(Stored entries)
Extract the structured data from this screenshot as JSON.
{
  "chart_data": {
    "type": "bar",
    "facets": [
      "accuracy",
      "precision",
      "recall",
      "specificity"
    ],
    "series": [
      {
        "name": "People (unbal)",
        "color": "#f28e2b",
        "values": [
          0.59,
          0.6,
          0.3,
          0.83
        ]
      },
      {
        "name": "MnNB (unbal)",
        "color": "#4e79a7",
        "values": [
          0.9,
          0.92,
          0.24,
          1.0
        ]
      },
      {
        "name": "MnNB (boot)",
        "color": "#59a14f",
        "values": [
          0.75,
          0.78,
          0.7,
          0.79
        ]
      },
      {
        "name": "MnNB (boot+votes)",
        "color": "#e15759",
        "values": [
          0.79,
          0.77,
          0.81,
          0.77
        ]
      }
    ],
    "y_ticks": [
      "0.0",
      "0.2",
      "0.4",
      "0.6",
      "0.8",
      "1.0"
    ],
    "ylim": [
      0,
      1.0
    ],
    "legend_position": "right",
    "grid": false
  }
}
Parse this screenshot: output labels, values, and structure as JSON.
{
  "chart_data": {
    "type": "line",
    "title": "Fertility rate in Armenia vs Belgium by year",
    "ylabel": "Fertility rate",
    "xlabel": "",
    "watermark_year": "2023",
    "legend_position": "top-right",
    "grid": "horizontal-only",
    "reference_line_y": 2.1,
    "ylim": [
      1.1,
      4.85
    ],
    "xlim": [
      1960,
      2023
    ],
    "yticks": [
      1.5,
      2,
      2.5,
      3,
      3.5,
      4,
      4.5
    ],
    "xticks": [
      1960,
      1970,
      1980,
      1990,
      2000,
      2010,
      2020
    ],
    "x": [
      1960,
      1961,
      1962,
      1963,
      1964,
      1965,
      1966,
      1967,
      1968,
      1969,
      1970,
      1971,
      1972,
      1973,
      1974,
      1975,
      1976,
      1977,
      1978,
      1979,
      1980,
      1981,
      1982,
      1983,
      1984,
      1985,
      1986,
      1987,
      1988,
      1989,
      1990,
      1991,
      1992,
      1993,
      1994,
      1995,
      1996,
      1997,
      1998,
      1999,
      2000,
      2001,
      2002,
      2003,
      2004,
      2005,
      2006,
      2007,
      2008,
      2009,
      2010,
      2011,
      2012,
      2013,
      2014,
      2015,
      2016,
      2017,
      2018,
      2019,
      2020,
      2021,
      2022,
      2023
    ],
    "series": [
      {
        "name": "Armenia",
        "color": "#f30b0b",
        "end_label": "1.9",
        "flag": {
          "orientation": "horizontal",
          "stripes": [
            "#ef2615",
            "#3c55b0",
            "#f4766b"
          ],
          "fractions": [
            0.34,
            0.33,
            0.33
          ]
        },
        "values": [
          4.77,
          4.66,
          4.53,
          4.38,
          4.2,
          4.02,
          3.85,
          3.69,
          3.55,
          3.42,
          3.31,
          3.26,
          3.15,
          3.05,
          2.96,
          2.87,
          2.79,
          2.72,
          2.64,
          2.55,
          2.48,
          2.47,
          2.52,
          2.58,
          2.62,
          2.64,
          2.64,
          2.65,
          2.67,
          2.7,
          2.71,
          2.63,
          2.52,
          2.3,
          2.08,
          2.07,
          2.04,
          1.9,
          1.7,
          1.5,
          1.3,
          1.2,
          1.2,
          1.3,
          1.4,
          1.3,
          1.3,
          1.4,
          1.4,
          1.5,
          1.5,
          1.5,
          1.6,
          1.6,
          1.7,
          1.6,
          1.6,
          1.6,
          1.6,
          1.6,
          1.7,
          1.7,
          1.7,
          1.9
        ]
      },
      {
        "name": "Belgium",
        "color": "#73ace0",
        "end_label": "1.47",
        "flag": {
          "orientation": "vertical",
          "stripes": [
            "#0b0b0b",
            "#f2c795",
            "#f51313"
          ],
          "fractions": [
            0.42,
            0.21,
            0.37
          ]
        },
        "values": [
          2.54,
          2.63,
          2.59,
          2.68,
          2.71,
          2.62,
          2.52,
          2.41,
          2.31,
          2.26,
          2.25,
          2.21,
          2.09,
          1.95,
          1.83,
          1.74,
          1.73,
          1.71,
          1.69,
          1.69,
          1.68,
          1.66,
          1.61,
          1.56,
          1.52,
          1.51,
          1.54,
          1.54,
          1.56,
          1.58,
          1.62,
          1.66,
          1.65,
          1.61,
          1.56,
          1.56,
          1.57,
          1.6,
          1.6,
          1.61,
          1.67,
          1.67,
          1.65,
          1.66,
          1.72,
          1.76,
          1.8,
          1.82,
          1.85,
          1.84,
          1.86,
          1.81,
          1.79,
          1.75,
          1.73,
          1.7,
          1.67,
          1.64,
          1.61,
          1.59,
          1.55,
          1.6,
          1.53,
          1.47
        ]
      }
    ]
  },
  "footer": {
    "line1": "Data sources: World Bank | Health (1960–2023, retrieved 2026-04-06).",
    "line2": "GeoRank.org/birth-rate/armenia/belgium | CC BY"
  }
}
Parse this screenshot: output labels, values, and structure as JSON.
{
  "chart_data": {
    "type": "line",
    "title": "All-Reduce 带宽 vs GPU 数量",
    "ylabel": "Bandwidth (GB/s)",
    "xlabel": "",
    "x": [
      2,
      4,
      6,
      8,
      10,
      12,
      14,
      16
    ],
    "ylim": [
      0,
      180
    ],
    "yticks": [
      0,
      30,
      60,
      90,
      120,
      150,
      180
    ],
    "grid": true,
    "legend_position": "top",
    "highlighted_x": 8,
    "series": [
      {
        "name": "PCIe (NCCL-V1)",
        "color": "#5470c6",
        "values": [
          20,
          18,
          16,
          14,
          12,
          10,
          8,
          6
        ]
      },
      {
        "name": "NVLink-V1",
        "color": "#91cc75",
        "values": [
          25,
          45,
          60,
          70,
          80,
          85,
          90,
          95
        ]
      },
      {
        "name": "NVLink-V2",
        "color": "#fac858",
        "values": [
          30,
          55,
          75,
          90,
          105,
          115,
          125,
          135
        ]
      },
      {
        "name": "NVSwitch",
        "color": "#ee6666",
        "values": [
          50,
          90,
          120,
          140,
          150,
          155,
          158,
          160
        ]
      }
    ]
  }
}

▶ Exercise directions
How many lines in these entries contain the string "ylabel"? State the number and nothing more.

▶ Reply to the exercise
2